### TEXT PASSAGE
The role of behaviours in the emergence of health inequalities
Lifepath researchers gathered all the evidences on the role of health behaviours in explaining socioeconomic inequalities in health in a systematic review published on Preventive Medicine, which is the first study to provide a complete and comprehensive synthesis on the factors influencing the contribution of these behaviours to the socioeconomic gradient in health. They focused their attention on four of them – smoking, alcohol consumption, physical activity and diet – and restricted the considered health outcomes to cardiometabolic disorders and mortality.
While they confirmed that health behaviours contribute to the socioeconomic gradient in health, they also shown that such a contribution may vary greatly due to the unequal distribution of these behaviours across socioeconomic groups in given socio-demographic, regional and cultural contexts. This differences in the behavioural socioeconomic patterning is also influenced by health outcomes – smoking, for instance, would likely provoke respiratory diseases, malignancies and atherosclerosis while obesity tends to be more related to dietary patterns and physical activity – and methodological differences between included studies.
######
REQUIRED ACTIONS:
a. In the passage on health behaviours and health inequalities, which health outcomes did the systematic review restrict itself to?
b. Write the next part of the passage on health behaviours and health inequalities, picking up after its final sentence.
### DATASET EXTRACT
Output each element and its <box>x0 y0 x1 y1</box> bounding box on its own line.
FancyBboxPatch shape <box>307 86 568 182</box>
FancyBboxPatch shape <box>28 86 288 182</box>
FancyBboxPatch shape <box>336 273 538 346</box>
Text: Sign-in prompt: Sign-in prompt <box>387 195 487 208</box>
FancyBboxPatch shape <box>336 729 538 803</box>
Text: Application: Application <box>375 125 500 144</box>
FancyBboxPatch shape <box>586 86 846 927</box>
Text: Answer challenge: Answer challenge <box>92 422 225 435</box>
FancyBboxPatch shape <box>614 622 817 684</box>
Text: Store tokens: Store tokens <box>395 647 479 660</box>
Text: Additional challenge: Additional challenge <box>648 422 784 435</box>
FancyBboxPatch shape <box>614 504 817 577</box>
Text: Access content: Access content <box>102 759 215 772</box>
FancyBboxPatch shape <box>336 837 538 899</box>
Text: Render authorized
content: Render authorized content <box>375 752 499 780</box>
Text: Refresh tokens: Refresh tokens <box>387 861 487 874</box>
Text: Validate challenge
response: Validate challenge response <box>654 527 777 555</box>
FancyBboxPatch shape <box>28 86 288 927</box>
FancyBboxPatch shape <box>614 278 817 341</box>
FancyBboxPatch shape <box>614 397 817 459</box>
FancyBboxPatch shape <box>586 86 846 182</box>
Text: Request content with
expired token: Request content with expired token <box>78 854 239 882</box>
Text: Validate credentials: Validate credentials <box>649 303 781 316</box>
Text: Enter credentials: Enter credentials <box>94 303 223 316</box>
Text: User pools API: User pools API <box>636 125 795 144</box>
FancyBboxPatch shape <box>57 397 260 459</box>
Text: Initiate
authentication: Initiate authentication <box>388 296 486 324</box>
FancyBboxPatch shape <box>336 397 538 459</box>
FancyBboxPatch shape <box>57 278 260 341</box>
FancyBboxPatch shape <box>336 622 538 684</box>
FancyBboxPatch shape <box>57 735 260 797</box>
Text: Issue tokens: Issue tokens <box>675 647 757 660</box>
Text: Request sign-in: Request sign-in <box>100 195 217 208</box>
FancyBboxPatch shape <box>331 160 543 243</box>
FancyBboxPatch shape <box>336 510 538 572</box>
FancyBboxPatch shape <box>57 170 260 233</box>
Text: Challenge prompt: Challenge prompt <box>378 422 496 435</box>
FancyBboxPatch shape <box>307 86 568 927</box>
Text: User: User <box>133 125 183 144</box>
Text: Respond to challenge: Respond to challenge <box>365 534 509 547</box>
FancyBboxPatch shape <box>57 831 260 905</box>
######
ANSWER SECTION:
a. Cardiometabolic disorders and mortality.

b.
As Lifepath researchers point out, “an overall challenge regarding the socioeconomic gradient in health would be to identify all the mediators involved in this association, such as psychosocial factors, material conditions, environmental exposures or work conditions in order to provide a global and complete understanding of mechanisms underlying socioeconomic inequalities in health”.
Lifepath researchers thus hope for their results to encourage the implementation of interventions targeting health behaviours, as they may reduce socioeconomic inequalities in health and increase population health.